___ Task inputs

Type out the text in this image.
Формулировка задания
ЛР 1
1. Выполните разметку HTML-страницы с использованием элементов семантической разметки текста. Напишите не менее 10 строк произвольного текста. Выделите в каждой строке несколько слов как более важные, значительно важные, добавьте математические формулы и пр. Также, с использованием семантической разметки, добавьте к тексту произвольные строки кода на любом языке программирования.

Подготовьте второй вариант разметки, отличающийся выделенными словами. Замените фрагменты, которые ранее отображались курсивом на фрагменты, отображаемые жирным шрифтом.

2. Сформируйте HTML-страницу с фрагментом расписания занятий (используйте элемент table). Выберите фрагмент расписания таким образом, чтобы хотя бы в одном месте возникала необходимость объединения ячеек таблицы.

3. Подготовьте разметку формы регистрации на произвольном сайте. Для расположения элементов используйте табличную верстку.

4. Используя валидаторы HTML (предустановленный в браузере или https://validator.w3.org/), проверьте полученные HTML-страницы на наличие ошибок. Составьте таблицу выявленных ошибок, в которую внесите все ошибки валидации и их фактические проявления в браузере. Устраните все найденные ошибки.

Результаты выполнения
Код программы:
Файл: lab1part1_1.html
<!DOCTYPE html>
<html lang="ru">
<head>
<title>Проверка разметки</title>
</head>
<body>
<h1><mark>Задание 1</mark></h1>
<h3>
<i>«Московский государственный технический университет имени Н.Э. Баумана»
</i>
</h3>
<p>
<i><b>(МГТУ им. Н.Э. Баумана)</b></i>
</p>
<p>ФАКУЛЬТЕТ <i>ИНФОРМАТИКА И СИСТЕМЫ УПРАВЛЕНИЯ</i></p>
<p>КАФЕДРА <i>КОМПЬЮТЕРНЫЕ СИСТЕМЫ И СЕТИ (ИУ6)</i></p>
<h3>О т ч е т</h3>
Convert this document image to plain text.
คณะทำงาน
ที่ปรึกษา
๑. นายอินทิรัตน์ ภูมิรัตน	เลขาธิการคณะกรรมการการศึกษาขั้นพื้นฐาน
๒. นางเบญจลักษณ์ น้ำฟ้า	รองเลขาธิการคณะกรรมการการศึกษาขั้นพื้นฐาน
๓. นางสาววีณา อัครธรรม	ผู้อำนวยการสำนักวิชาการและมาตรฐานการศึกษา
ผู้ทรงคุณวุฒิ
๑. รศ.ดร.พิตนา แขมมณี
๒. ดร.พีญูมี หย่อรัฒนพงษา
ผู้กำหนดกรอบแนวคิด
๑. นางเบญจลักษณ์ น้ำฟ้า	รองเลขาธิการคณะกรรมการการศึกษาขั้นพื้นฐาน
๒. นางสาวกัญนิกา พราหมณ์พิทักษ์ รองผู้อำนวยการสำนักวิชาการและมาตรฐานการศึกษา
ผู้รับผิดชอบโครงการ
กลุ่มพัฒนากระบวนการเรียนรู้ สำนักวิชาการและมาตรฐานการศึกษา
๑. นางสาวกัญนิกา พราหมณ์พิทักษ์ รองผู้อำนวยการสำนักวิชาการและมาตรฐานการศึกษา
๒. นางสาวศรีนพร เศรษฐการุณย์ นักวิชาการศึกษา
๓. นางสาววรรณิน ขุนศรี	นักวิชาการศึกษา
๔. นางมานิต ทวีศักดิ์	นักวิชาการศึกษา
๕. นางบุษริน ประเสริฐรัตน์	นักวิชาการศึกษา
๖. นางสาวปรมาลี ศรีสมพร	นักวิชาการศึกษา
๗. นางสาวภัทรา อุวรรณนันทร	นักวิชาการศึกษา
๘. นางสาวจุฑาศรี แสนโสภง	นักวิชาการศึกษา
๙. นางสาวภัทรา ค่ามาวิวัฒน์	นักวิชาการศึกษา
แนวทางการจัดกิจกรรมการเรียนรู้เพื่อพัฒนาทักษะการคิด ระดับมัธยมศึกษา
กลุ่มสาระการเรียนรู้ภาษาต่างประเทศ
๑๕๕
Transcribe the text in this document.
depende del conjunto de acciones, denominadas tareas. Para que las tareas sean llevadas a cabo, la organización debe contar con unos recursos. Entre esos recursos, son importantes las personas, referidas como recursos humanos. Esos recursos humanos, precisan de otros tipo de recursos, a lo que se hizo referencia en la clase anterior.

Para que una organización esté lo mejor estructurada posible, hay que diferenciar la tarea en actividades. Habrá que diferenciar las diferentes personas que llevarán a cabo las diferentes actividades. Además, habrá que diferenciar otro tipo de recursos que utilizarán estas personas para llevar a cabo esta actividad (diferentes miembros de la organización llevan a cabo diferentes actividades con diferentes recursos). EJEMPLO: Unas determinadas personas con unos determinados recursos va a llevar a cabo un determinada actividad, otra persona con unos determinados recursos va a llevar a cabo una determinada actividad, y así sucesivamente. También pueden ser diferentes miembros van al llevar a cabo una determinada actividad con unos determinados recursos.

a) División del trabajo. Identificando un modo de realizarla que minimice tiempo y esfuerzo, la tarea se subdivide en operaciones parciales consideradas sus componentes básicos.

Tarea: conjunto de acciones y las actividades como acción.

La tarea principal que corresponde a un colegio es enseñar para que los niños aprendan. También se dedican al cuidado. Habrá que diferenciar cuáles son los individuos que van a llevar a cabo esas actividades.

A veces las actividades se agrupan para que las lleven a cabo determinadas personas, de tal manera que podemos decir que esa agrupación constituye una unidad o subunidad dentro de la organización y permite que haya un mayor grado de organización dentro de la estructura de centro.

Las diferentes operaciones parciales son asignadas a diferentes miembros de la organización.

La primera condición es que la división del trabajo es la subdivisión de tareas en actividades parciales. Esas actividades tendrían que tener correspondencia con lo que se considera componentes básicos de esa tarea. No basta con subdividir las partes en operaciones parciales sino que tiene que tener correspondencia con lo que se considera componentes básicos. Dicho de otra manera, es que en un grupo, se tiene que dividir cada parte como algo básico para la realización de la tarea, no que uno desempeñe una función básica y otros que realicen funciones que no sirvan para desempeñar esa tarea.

______

The entries above must be returned in full, exactly as shown.

Answer for this exercise:
Type out the text in this image.
Формулировка задания
ЛР 1
1. Выполните разметку HTML-страницы с использованием элементов семантической разметки текста. Напишите не менее 10 строк произвольного текста. Выделите в каждой строке несколько слов как более важные, значительно важные, добавьте математические формулы и пр. Также, с использованием семантической разметки, добавьте к тексту произвольные строки кода на любом языке программирования.

Подготовьте второй вариант разметки, отличающийся выделенными словами. Замените фрагменты, которые ранее отображались курсивом на фрагменты, отображаемые жирным шрифтом.

2. Сформируйте HTML-страницу с фрагментом расписания занятий (используйте элемент table). Выберите фрагмент расписания таким образом, чтобы хотя бы в одном месте возникала необходимость объединения ячеек таблицы.

3. Подготовьте разметку формы регистрации на произвольном сайте. Для расположения элементов используйте табличную верстку.

4. Используя валидаторы HTML (предустановленный в браузере или https://validator.w3.org/), проверьте полученные HTML-страницы на наличие ошибок. Составьте таблицу выявленных ошибок, в которую внесите все ошибки валидации и их фактические проявления в браузере. Устраните все найденные ошибки.

Результаты выполнения
Код программы:
Файл: lab1part1_1.html
<!DOCTYPE html>
<html lang="ru">
<head>
<title>Проверка разметки</title>
</head>
<body>
<h1><mark>Задание 1</mark></h1>
<h3>
<i>«Московский государственный технический университет имени Н.Э. Баумана»
</i>
</h3>
<p>
<i><b>(МГТУ им. Н.Э. Баумана)</b></i>
</p>
<p>ФАКУЛЬТЕТ <i>ИНФОРМАТИКА И СИСТЕМЫ УПРАВЛЕНИЯ</i></p>
<p>КАФЕДРА <i>КОМПЬЮТЕРНЫЕ СИСТЕМЫ И СЕТИ (ИУ6)</i></p>
<h3>О т ч е т</h3>
Convert this document image to plain text.
คณะทำงาน
ที่ปรึกษา
๑. นายอินทิรัตน์ ภูมิรัตน	เลขาธิการคณะกรรมการการศึกษาขั้นพื้นฐาน
๒. นางเบญจลักษณ์ น้ำฟ้า	รองเลขาธิการคณะกรรมการการศึกษาขั้นพื้นฐาน
๓. นางสาววีณา อัครธรรม	ผู้อำนวยการสำนักวิชาการและมาตรฐานการศึกษา
ผู้ทรงคุณวุฒิ
๑. รศ.ดร.พิตนา แขมมณี
๒. ดร.พีญูมี หย่อรัฒนพงษา
ผู้กำหนดกรอบแนวคิด
๑. นางเบญจลักษณ์ น้ำฟ้า	รองเลขาธิการคณะกรรมการการศึกษาขั้นพื้นฐาน
๒. นางสาวกัญนิกา พราหมณ์พิทักษ์ รองผู้อำนวยการสำนักวิชาการและมาตรฐานการศึกษา
ผู้รับผิดชอบโครงการ
กลุ่มพัฒนากระบวนการเรียนรู้ สำนักวิชาการและมาตรฐานการศึกษา
๑. นางสาวกัญนิกา พราหมณ์พิทักษ์ รองผู้อำนวยการสำนักวิชาการและมาตรฐานการศึกษา
๒. นางสาวศรีนพร เศรษฐการุณย์ นักวิชาการศึกษา
๓. นางสาววรรณิน ขุนศรี	นักวิชาการศึกษา
๔. นางมานิต ทวีศักดิ์	นักวิชาการศึกษา
๕. นางบุษริน ประเสริฐรัตน์	นักวิชาการศึกษา
๖. นางสาวปรมาลี ศรีสมพร	นักวิชาการศึกษา
๗. นางสาวภัทรา อุวรรณนันทร	นักวิชาการศึกษา
๘. นางสาวจุฑาศรี แสนโสภง	นักวิชาการศึกษา
๙. นางสาวภัทรา ค่ามาวิวัฒน์	นักวิชาการศึกษา
แนวทางการจัดกิจกรรมการเรียนรู้เพื่อพัฒนาทักษะการคิด ระดับมัธยมศึกษา
กลุ่มสาระการเรียนรู้ภาษาต่างประเทศ
๑๕๕
Transcribe the text in this document.
depende del conjunto de acciones, denominadas tareas. Para que las tareas sean llevadas a cabo, la organización debe contar con unos recursos. Entre esos recursos, son importantes las personas, referidas como recursos humanos. Esos recursos humanos, precisan de otros tipo de recursos, a lo que se hizo referencia en la clase anterior.

Para que una organización esté lo mejor estructurada posible, hay que diferenciar la tarea en actividades. Habrá que diferenciar las diferentes personas que llevarán a cabo las diferentes actividades. Además, habrá que diferenciar otro tipo de recursos que utilizarán estas personas para llevar a cabo esta actividad (diferentes miembros de la organización llevan a cabo diferentes actividades con diferentes recursos). EJEMPLO: Unas determinadas personas con unos determinados recursos va a llevar a cabo un determinada actividad, otra persona con unos determinados recursos va a llevar a cabo una determinada actividad, y así sucesivamente. También pueden ser diferentes miembros van al llevar a cabo una determinada actividad con unos determinados recursos.

a) División del trabajo. Identificando un modo de realizarla que minimice tiempo y esfuerzo, la tarea se subdivide en operaciones parciales consideradas sus componentes básicos.

Tarea: conjunto de acciones y las actividades como acción.

La tarea principal que corresponde a un colegio es enseñar para que los niños aprendan. También se dedican al cuidado. Habrá que diferenciar cuáles son los individuos que van a llevar a cabo esas actividades.

A veces las actividades se agrupan para que las lleven a cabo determinadas personas, de tal manera que podemos decir que esa agrupación constituye una unidad o subunidad dentro de la organización y permite que haya un mayor grado de organización dentro de la estructura de centro.

Las diferentes operaciones parciales son asignadas a diferentes miembros de la organización.

La primera condición es que la división del trabajo es la subdivisión de tareas en actividades parciales. Esas actividades tendrían que tener correspondencia con lo que se considera componentes básicos de esa tarea. No basta con subdividir las partes en operaciones parciales sino que tiene que tener correspondencia con lo que se considera componentes básicos. Dicho de otra manera, es que en un grupo, se tiene que dividir cada parte como algo básico para la realización de la tarea, no que uno desempeñe una función básica y otros que realicen funciones que no sirvan para desempeñar esa tarea.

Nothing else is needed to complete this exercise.